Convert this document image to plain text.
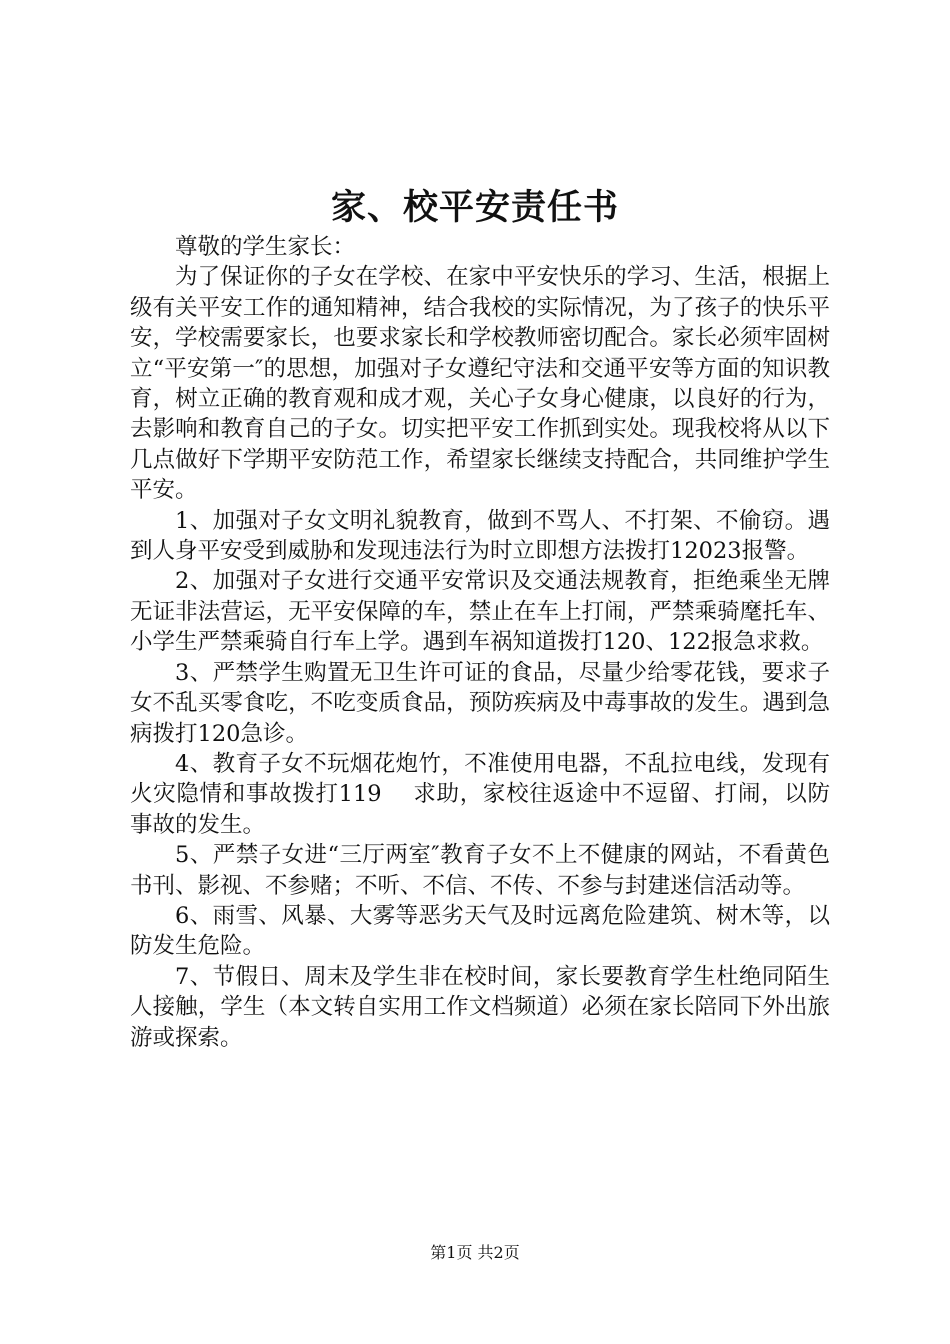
家、校平安责任书

尊敬的学生家长：

为了保证你的子女在学校、在家中平安快乐的学习、生活，根据上级有关平安工作的通知精神，结合我校的实际情况，为了孩子的快乐平安，学校需要家长，也要求家长和学校教师密切配合。家长必须牢固树立“平安第一″的思想，加强对子女遵纪守法和交通平安等方面的知识教育，树立正确的教育观和成才观，关心子女身心健康，以良好的行为，去影响和教育自己的子女。切实把平安工作抓到实处。现我校将从以下几点做好下学期平安防范工作，希望家长继续支持配合，共同维护学生平安。

1、加强对子女文明礼貌教育，做到不骂人、不打架、不偷窃。遇到人身平安受到威胁和发现违法行为时立即想方法拨打12023报警。

2、加强对子女进行交通平安常识及交通法规教育，拒绝乘坐无牌无证非法营运，无平安保障的车，禁止在车上打闹，严禁乘骑麾托车、小学生严禁乘骑自行车上学。遇到车祸知道拨打120、122报急求救。

3、严禁学生购置无卫生许可证的食品，尽量少给零花钱，要求子女不乱买零食吃，不吃变质食品，预防疾病及中毒事故的发生。遇到急病拨打120急诊。

4、教育子女不玩烟花炮竹，不准使用电器，不乱拉电线，发现有火灾隐情和事故拨打119　 求助，家校往返途中不逗留、打闹，以防事故的发生。

5、严禁子女进“三厅两室″教育子女不上不健康的网站，不看黄色书刊、影视、不参赌；不听、不信、不传、不参与封建迷信活动等。

6、雨雪、风暴、大雾等恶劣天气及时远离危险建筑、树木等，以防发生危险。

7、节假日、周末及学生非在校时间，家长要教育学生杜绝同陌生人接触，学生（本文转自实用工作文档频道）必须在家长陪同下外出旅游或探索。

第1页 共2页
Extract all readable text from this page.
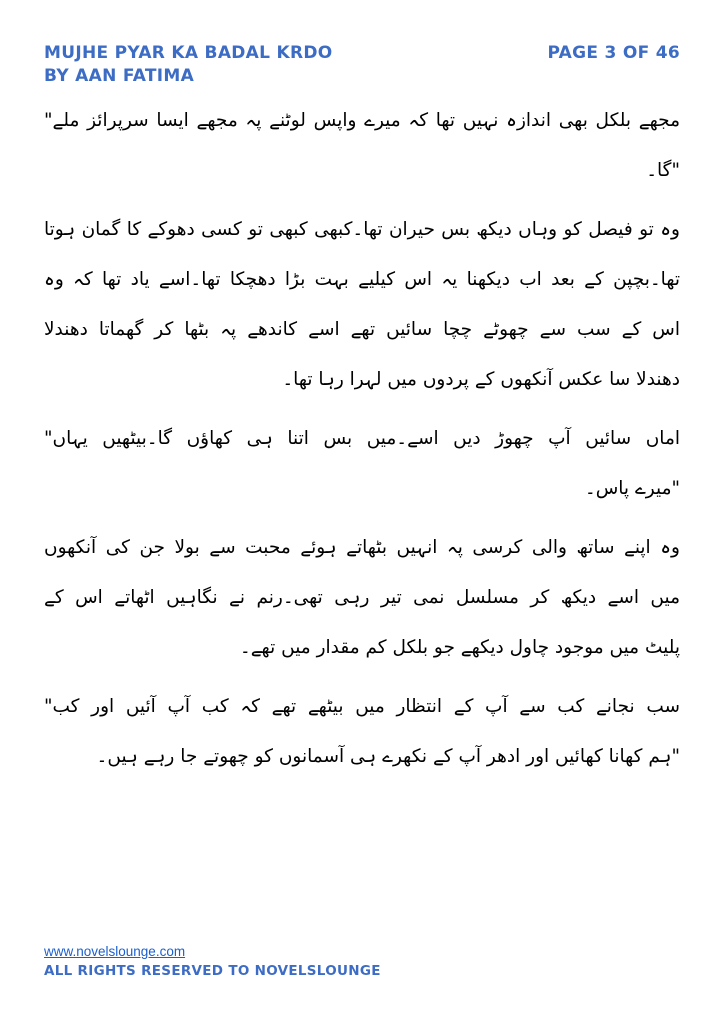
MUJHE PYAR KA BADAL KRDO
BY AAN FATIMA
PAGE 3 OF 46
مجھے بلکل بھی اندازہ نہیں تھا کہ میرے واپس لوٹنے پہ مجھے ایسا سرپرائز ملے"
"گا۔
وہ تو فیصل کو وہاں دیکھ بس حیران تھا۔کبھی کبھی تو کسی دھوکے کا گمان ہوتا
تھا۔بچپن کے بعد اب دیکھنا یہ اس کیلیے بہت بڑا دھچکا تھا۔اسے یاد تھا کہ وہ
اس کے سب سے چھوٹے چچا سائیں تھے اسے کاندھے پہ بٹھا کر گھماتا دھندلا
دھندلا سا عکس آنکھوں کے پردوں میں لہرا رہا تھا۔
اماں سائیں آپ چھوڑ دیں اسے۔میں بس اتنا ہی کھاؤں گا۔بیٹھیں یہاں"
"میرے پاس۔
وہ اپنے ساتھ والی کرسی پہ انہیں بٹھاتے ہوئے محبت سے بولا جن کی آنکھوں
میں اسے دیکھ کر مسلسل نمی تیر رہی تھی۔رنم نے نگاہیں اٹھاتے اس کے
پلیٹ میں موجود چاول دیکھے جو بلکل کم مقدار میں تھے۔
سب نجانے کب سے آپ کے انتظار میں بیٹھے تھے کہ کب آپ آئیں اور کب"
"ہم کھانا کھائیں اور ادھر آپ کے نکھرے ہی آسمانوں کو چھوتے جا رہے ہیں۔
www.novelslounge.com
ALL RIGHTS RESERVED TO NOVELSLOUNGE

Exercise brief:
Quote the records in their entirety, keeping the wording exact and excluding pictures.

Solution for this exercise:
Convert this document image to plain text.
家、校平安责任书

尊敬的学生家长：

为了保证你的子女在学校、在家中平安快乐的学习、生活，根据上级有关平安工作的通知精神，结合我校的实际情况，为了孩子的快乐平安，学校需要家长，也要求家长和学校教师密切配合。家长必须牢固树立“平安第一″的思想，加强对子女遵纪守法和交通平安等方面的知识教育，树立正确的教育观和成才观，关心子女身心健康，以良好的行为，去影响和教育自己的子女。切实把平安工作抓到实处。现我校将从以下几点做好下学期平安防范工作，希望家长继续支持配合，共同维护学生平安。

1、加强对子女文明礼貌教育，做到不骂人、不打架、不偷窃。遇到人身平安受到威胁和发现违法行为时立即想方法拨打12023报警。

2、加强对子女进行交通平安常识及交通法规教育，拒绝乘坐无牌无证非法营运，无平安保障的车，禁止在车上打闹，严禁乘骑麾托车、小学生严禁乘骑自行车上学。遇到车祸知道拨打120、122报急求救。

3、严禁学生购置无卫生许可证的食品，尽量少给零花钱，要求子女不乱买零食吃，不吃变质食品，预防疾病及中毒事故的发生。遇到急病拨打120急诊。

4、教育子女不玩烟花炮竹，不准使用电器，不乱拉电线，发现有火灾隐情和事故拨打119　 求助，家校往返途中不逗留、打闹，以防事故的发生。

5、严禁子女进“三厅两室″教育子女不上不健康的网站，不看黄色书刊、影视、不参赌；不听、不信、不传、不参与封建迷信活动等。

6、雨雪、风暴、大雾等恶劣天气及时远离危险建筑、树木等，以防发生危险。

7、节假日、周末及学生非在校时间，家长要教育学生杜绝同陌生人接触，学生（本文转自实用工作文档频道）必须在家长陪同下外出旅游或探索。

第1页 共2页
Extract all readable text from this page.
MUJHE PYAR KA BADAL KRDO
BY AAN FATIMA
PAGE 3 OF 46
مجھے بلکل بھی اندازہ نہیں تھا کہ میرے واپس لوٹنے پہ مجھے ایسا سرپرائز ملے"
"گا۔
وہ تو فیصل کو وہاں دیکھ بس حیران تھا۔کبھی کبھی تو کسی دھوکے کا گمان ہوتا
تھا۔بچپن کے بعد اب دیکھنا یہ اس کیلیے بہت بڑا دھچکا تھا۔اسے یاد تھا کہ وہ
اس کے سب سے چھوٹے چچا سائیں تھے اسے کاندھے پہ بٹھا کر گھماتا دھندلا
دھندلا سا عکس آنکھوں کے پردوں میں لہرا رہا تھا۔
اماں سائیں آپ چھوڑ دیں اسے۔میں بس اتنا ہی کھاؤں گا۔بیٹھیں یہاں"
"میرے پاس۔
وہ اپنے ساتھ والی کرسی پہ انہیں بٹھاتے ہوئے محبت سے بولا جن کی آنکھوں
میں اسے دیکھ کر مسلسل نمی تیر رہی تھی۔رنم نے نگاہیں اٹھاتے اس کے
پلیٹ میں موجود چاول دیکھے جو بلکل کم مقدار میں تھے۔
سب نجانے کب سے آپ کے انتظار میں بیٹھے تھے کہ کب آپ آئیں اور کب"
"ہم کھانا کھائیں اور ادھر آپ کے نکھرے ہی آسمانوں کو چھوتے جا رہے ہیں۔
www.novelslounge.com
ALL RIGHTS RESERVED TO NOVELSLOUNGE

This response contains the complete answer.